Monday, December 1, 2014

GURU DRONA

Berbagai macam polemik muncul dalam setiap benak manusia. Yaitu bagaimana manusia bisa menjadi manusia yang faseh menciptakan kenikmatan dan akan dibawa kenikmatan tersebut dalam alam akherat. Maksudnya adalah manusia yang seperti apa yang perlu diciptakan di dunia sebagai wujud kelengkapan bumi dan seisinya.  Saat muncul pertanyaan seperti ini akan banyak karakter yang menerjemahkannya. Kenapa penulis bilang karakter, karena manusia tidak lepas dari karakter aslinya menelanjangi setiap nafas yang menaunginya. Setiap manusia berbeda dalam setiap gerakan hidupnya. Dan semua akan bersumber dari bagaimana dia berakhlak dan beraqidah. Aqidah yang benar atau yang sesat semua akan kembali pada kualitas keyakinan yang dimilikinya. Dan ini akan membentuk karakter yang berbeda satu sama lain. Bahkan ironisnya setiap karakter ini akan memutarbalikkan keyakinannya dengan ditopang ego dan perangainya bukan aqidah yang membelenggu akhlak namun akhlak yang menuntun kebiasaan beribadah, bermuamalah dan beraqidah.

Apakah semua sudah mencerminkan kepuasan sebagai manusia? Jawabnya adalah dari siapa kita dibentuk. Oleh wadah apa kita dibesarkan. Bagaimana proses pendewasaan kita selama ini. Untuk siapa semua yang kita lakukan. Bagaimana tolak ukur semangat hidup kita dalam koridor super ego. Siapa yang kita panuti. Akankah kita bisa kembali berubah.
Semua pertanyaan akan muncul dalam benak siapapun untuk menyimak celah pemikiran dari masa ke masa, dari waktu ke waktu dan dari wajah ke wajah. Perjalanan hidup review ulang untuk menemukan kembali jatidiri dan biografi kita menjelang dan selang menurunnya usia. Akankah semua bisa terjawab? Tentunya kembali kepada kesabaran kita dalam menerjemahkan perjalanan hidup kita dari awal hingga saat sekarang ini.
Banyak momentum yang menjadikan perjalanan wajah kita menjadi dewasa, dewasa karena sebab akibat, dewasa karena dipaksakan oleh sebab, dewasa karena harus memaksakan diri demi meneruskan hidup, dewasa yang terbentuk oleh peradaban dan pergaulan, dewasa yang digebiri oleh orang tua kita, dewasa yang dituntun oleh pasangan hidup kita karena tertekan, dewasa yang mutlak karena impian dan ambisi kita, dewasa yang muncul karena faktor tidak disengaja dan berbagai bentuk kedewasaan yang menjadikan kita dewasa (gede dawa lan rosa = jawa).

[Catatan tata letak]
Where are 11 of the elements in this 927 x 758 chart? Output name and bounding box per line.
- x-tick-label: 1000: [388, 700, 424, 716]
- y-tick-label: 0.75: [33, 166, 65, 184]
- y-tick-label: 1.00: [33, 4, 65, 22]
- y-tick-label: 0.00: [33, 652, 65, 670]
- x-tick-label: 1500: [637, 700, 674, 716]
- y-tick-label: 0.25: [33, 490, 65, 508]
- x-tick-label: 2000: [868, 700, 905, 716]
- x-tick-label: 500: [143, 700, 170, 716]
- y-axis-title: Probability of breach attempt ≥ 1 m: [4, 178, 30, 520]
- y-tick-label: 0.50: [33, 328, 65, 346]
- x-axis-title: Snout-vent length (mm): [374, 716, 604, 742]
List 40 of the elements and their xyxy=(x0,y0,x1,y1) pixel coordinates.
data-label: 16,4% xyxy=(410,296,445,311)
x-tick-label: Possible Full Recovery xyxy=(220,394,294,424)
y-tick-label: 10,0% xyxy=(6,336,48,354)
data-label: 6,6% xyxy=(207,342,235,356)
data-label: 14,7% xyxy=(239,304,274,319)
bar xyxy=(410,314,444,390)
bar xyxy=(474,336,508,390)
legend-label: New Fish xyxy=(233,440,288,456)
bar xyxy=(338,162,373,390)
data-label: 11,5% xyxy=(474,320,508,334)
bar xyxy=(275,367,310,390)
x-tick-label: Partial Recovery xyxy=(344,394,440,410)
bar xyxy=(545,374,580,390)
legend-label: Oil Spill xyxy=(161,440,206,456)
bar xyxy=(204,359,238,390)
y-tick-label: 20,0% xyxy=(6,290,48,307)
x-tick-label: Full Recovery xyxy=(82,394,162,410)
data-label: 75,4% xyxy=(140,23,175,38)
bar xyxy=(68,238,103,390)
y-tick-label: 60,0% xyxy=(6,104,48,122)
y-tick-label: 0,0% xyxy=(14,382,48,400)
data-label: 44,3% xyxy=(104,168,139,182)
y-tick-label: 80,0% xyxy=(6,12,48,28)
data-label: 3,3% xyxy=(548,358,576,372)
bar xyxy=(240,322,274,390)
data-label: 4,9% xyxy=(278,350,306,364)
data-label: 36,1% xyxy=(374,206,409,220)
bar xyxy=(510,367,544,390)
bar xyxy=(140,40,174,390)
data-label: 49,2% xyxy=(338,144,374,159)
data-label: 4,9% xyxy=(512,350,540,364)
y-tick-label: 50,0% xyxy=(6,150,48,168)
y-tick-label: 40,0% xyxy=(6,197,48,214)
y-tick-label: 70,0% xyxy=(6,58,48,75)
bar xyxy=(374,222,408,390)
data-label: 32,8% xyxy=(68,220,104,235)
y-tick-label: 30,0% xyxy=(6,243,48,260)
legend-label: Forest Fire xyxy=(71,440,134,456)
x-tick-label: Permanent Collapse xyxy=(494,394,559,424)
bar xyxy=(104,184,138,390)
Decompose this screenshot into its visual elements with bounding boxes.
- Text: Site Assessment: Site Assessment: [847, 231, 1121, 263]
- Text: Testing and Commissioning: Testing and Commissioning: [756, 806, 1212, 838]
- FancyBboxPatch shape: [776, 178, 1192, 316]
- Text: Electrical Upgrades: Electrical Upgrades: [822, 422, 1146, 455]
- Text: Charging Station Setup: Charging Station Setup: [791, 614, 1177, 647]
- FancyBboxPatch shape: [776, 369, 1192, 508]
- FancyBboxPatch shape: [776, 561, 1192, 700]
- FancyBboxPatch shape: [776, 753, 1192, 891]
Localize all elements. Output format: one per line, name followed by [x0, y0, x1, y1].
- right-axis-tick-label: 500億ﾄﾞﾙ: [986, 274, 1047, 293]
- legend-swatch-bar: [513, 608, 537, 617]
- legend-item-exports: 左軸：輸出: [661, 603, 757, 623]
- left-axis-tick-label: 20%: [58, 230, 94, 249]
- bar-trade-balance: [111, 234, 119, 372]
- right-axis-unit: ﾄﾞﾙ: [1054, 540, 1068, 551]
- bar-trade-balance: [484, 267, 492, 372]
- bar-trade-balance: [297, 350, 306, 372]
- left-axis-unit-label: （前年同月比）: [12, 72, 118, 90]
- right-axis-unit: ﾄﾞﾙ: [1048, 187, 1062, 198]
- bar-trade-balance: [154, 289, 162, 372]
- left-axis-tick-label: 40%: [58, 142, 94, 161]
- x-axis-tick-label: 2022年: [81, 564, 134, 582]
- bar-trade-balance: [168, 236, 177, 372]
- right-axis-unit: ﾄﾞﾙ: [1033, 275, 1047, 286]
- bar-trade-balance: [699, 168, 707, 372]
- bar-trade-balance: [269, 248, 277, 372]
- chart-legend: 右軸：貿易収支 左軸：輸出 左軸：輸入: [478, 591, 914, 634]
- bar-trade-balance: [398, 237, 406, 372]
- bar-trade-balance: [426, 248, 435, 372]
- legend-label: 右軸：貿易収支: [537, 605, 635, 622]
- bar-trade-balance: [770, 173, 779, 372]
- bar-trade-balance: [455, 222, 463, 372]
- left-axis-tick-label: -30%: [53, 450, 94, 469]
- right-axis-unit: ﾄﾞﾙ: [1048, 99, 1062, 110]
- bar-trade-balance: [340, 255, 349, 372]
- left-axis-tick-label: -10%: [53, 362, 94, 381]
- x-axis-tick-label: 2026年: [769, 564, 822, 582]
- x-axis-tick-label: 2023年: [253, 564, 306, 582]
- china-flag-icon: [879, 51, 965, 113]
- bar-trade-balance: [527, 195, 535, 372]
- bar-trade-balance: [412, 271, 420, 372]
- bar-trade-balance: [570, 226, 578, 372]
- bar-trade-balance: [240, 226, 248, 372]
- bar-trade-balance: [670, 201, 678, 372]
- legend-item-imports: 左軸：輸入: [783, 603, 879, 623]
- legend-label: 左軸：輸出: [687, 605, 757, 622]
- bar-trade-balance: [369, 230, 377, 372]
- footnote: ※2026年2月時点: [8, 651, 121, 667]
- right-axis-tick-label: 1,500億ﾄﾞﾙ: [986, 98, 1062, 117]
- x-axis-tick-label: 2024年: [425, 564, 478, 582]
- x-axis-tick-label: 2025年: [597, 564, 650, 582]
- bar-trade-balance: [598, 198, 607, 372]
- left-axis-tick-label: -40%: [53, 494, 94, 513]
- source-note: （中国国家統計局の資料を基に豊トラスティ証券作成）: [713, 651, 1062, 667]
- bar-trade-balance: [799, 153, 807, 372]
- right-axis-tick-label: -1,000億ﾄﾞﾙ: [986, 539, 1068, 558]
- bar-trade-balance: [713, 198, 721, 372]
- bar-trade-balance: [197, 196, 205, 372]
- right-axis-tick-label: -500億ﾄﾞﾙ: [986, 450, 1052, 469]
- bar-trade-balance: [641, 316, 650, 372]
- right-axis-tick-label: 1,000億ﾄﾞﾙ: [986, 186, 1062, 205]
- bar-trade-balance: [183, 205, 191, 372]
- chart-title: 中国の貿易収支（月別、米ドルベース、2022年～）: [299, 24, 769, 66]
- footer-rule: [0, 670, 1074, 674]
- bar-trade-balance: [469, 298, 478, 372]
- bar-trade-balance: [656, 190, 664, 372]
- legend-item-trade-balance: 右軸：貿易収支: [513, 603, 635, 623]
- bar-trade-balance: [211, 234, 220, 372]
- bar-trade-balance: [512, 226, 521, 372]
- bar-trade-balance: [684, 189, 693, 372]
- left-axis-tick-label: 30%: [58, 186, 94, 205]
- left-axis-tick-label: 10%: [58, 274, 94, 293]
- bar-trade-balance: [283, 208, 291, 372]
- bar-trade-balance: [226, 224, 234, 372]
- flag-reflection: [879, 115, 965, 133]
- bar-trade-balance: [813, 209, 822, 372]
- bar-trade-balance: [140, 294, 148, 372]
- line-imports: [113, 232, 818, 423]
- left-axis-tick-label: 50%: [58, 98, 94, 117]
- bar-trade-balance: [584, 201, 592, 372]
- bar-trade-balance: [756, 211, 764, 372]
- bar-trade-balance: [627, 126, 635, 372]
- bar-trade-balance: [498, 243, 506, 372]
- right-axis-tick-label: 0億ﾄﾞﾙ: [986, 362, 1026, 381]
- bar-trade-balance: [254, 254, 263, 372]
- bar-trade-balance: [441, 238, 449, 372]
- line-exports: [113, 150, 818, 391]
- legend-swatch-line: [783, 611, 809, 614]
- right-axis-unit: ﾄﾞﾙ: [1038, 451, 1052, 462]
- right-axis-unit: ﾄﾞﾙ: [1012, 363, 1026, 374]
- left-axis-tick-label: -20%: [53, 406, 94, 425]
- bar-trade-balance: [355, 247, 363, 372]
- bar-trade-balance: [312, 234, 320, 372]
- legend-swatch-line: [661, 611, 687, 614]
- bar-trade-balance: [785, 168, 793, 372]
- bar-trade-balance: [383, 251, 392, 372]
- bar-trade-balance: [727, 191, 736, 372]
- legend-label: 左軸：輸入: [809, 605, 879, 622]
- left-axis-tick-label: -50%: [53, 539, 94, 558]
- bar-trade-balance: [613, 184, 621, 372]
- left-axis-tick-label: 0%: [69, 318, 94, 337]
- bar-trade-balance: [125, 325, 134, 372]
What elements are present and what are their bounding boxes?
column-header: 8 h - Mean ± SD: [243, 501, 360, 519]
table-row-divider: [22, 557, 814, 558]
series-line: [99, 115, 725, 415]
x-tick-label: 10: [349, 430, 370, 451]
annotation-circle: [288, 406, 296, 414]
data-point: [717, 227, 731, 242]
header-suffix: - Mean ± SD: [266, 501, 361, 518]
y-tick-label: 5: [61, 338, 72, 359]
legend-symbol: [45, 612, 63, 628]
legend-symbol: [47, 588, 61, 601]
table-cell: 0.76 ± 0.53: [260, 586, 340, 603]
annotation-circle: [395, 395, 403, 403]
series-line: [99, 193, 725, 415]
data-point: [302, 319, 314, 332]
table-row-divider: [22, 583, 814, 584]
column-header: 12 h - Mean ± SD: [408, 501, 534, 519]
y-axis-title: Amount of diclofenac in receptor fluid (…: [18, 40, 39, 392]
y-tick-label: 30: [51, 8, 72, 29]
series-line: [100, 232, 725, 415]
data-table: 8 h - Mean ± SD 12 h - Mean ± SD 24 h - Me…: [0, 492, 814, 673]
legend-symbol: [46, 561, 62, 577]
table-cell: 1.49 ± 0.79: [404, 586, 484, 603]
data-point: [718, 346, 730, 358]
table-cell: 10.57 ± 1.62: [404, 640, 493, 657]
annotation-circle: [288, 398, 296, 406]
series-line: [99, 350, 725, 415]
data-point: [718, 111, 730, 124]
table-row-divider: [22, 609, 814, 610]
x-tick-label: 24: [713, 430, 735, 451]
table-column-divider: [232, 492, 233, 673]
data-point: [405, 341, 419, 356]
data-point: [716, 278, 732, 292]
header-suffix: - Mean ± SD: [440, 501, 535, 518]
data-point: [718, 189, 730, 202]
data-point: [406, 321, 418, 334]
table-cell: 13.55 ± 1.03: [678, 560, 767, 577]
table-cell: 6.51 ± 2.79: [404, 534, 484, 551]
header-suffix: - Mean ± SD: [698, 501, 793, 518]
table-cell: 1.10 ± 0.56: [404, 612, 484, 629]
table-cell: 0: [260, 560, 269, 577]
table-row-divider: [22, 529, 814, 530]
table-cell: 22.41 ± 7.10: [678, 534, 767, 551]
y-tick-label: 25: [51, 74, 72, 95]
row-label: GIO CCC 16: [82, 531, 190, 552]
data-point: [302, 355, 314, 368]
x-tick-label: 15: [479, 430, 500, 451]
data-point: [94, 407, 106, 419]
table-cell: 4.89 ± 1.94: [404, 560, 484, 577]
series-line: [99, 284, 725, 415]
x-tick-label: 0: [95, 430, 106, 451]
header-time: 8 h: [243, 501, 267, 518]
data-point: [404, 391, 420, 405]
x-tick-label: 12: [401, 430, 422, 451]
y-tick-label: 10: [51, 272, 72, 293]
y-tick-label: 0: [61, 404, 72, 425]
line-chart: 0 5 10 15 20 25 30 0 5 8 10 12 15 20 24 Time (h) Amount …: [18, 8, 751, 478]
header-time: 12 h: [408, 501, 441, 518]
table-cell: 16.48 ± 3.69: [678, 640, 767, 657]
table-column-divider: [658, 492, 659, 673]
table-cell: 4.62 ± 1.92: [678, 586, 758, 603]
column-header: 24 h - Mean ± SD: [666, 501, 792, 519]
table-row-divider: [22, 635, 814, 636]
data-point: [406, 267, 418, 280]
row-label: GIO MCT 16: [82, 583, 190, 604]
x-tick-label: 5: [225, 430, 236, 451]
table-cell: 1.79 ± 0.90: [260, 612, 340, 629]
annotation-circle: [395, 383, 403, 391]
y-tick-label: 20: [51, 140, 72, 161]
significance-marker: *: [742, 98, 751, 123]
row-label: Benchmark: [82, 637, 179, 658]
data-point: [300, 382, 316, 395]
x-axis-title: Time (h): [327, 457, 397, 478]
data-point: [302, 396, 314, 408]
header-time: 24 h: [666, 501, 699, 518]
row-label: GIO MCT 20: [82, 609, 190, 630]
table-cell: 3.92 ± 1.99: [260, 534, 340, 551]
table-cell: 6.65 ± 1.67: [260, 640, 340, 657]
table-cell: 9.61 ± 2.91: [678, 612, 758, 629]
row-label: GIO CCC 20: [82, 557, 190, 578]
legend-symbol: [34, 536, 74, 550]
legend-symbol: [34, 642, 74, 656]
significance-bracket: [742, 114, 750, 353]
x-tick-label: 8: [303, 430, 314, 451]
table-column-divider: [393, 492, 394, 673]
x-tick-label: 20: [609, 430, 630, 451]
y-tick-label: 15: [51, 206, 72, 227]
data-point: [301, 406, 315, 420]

KETENTUAN LATIHAN -
A. Menurut kutipan pilihan, kata "dewasa" dalam bahasa Jawa dijabarkan menjadi ungkapan apa?
B. Tuliskan lanjutan kutipan pilihan, dimulai setelah kalimat terakhirnya.

JAWABAN -
A. Gede dawa lan rosa.

B.
Dari siapakah kita menjadi sampai seperti sekarang ini. Pertama adalah nikmat dari Allah SWT yang menghidupkan kita. Kedua, dari orangtua kita yang telah melahirkan, mendidik dan membesarkan kita. Ketiga, dari pengajar (ustadz/guru) yang telah menyampaikan keilmuannya demi perjalanan hidup kita. Keempat, dari nasib kita yang telah menjerumuskan kita menjadi manusia seperti sekarang ini. Dan akhirnya Kelima adalah kita akan kembali pulang ke pangkuan Allah SWT dengan kemampuan kita selama hidup di dunia.
Orangtua dan guru adalah hakekatnya sama, bagaimana menghormati orangtua kita, jelas setelahnya mampu menghormati guru-guru kita. Seperti apa kita memperlakukan orangtua nantinya juga kita bisa menjadikan guru kita simbol kebanggan. Saat mencurahkan kasih sayang kepada orangtua hakikatnya kita jelas akan mampu memberikan kebahagiaan kepada guru-guru kita dengan berlaku bijak dan patuh. Bagaimana kita membentuk kematangan dari orangua kita jelas kita mampu menjadi guru sebagai suri tauladan peserta didik.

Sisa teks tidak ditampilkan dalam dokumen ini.